YOUR TASK
Update the records, starting at the line that has "x-tick-label: 0.2 bbox=[711, 329, 725, 339]" and stopping after the line that has "legend-label: QMIX bbox=[578, 25, 612, 40]", so that "series-band" becomes "confidence-band" and nothing else changes. Give only those lines.

PROVIDED ENTRIES
---------------
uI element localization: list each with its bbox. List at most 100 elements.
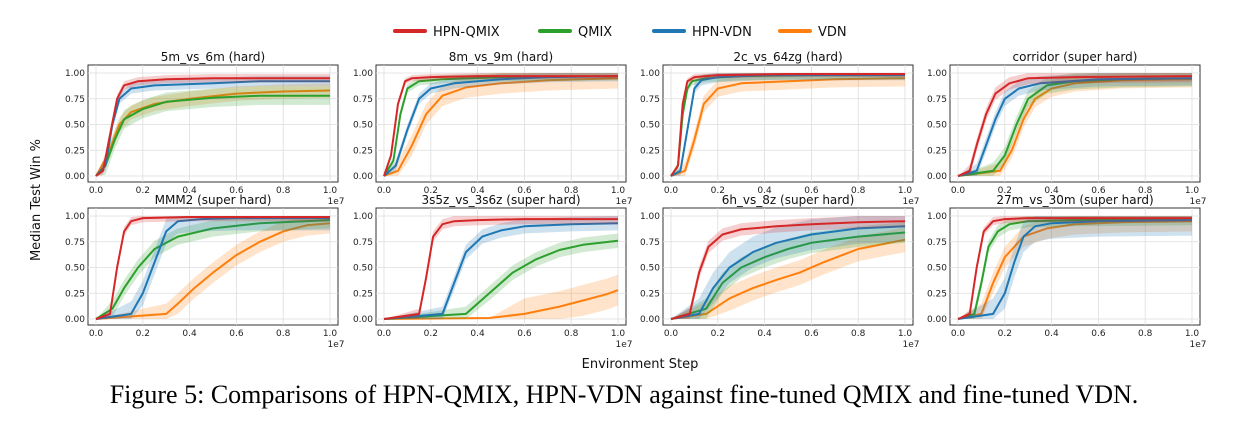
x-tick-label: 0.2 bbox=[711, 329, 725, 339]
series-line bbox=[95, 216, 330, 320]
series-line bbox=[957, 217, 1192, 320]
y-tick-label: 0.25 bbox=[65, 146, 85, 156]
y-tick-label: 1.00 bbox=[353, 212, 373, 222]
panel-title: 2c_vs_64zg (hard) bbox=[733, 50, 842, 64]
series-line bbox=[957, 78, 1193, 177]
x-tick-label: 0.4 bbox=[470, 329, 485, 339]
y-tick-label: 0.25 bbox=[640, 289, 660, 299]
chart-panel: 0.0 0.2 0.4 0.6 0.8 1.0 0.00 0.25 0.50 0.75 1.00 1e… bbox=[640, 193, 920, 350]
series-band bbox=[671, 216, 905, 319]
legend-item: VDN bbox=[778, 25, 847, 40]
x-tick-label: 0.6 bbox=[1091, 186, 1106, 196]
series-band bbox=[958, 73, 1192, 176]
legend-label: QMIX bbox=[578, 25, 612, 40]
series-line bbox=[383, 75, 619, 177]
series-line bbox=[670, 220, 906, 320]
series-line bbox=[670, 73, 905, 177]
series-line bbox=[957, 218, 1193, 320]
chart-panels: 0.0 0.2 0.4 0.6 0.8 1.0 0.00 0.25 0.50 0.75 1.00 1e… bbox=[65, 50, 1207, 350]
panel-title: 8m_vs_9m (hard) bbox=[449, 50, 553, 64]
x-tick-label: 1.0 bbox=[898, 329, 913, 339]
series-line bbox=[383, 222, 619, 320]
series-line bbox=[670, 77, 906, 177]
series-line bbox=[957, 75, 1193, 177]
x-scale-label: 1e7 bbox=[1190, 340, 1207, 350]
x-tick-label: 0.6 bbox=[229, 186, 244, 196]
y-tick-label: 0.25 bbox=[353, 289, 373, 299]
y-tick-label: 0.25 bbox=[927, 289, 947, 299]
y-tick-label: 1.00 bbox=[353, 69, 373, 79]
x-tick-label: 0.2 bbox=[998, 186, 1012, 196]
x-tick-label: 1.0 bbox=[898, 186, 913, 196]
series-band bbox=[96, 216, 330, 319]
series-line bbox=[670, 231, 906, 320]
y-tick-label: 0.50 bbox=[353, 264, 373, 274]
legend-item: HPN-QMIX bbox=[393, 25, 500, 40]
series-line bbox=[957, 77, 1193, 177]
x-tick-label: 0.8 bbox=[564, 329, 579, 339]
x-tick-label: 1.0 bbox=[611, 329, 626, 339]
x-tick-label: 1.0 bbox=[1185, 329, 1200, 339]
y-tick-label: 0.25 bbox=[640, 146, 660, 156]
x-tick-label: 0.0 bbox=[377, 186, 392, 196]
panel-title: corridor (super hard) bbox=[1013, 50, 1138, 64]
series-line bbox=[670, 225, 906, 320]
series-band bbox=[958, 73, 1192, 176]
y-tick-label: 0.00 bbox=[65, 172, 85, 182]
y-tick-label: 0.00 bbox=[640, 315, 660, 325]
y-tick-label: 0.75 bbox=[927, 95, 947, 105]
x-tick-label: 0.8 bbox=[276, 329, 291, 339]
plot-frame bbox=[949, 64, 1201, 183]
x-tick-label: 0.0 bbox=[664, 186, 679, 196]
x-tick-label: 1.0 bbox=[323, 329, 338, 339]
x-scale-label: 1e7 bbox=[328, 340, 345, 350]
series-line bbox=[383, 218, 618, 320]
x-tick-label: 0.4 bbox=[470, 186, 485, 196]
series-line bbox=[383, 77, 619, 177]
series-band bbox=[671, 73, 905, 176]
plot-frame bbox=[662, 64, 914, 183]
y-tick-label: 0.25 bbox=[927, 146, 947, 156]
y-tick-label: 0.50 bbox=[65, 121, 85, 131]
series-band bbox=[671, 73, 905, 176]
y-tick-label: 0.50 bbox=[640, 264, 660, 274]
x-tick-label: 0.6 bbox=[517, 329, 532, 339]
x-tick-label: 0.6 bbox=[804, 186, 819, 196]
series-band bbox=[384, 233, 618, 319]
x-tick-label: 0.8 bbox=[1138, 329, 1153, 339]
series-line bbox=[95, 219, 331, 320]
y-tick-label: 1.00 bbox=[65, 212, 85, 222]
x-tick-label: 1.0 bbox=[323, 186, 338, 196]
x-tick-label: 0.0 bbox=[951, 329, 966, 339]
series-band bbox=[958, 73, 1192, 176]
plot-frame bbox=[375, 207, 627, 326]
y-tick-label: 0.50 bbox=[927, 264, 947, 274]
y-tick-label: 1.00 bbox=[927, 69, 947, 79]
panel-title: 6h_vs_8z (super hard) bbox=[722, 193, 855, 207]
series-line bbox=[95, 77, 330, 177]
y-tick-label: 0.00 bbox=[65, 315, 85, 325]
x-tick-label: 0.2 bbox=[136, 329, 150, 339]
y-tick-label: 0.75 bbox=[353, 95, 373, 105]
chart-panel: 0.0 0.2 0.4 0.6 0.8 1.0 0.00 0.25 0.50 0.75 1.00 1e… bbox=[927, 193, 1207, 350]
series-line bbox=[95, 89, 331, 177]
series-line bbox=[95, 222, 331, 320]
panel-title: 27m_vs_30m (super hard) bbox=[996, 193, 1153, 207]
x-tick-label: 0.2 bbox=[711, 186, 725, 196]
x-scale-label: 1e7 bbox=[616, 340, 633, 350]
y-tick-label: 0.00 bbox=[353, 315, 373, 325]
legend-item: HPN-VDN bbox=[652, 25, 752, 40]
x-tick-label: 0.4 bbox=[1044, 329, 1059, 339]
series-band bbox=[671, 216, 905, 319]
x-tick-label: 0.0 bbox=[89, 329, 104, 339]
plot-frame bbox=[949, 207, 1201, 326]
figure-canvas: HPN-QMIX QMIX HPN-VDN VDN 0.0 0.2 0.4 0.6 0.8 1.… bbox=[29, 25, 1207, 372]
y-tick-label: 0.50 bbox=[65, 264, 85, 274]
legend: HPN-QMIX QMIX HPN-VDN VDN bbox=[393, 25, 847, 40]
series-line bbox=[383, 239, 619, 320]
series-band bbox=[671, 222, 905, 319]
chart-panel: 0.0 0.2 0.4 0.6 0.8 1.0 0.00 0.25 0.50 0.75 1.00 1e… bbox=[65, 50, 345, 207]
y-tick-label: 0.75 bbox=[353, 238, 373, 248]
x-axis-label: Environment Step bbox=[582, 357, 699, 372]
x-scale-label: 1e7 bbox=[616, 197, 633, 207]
---------------
TASK OUTPUT
x-tick-label: 0.2 bbox=[711, 329, 725, 339]
series-line bbox=[95, 216, 330, 320]
series-line bbox=[957, 217, 1192, 320]
y-tick-label: 0.25 bbox=[65, 146, 85, 156]
y-tick-label: 1.00 bbox=[353, 212, 373, 222]
panel-title: 2c_vs_64zg (hard) bbox=[733, 50, 842, 64]
series-line bbox=[957, 78, 1193, 177]
x-tick-label: 0.4 bbox=[470, 329, 485, 339]
y-tick-label: 0.25 bbox=[640, 289, 660, 299]
chart-panel: 0.0 0.2 0.4 0.6 0.8 1.0 0.00 0.25 0.50 0.75 1.00 1e… bbox=[640, 193, 920, 350]
confidence-band bbox=[671, 216, 905, 319]
legend-item: VDN bbox=[778, 25, 847, 40]
x-tick-label: 0.6 bbox=[1091, 186, 1106, 196]
confidence-band bbox=[958, 73, 1192, 176]
legend-label: QMIX bbox=[578, 25, 612, 40]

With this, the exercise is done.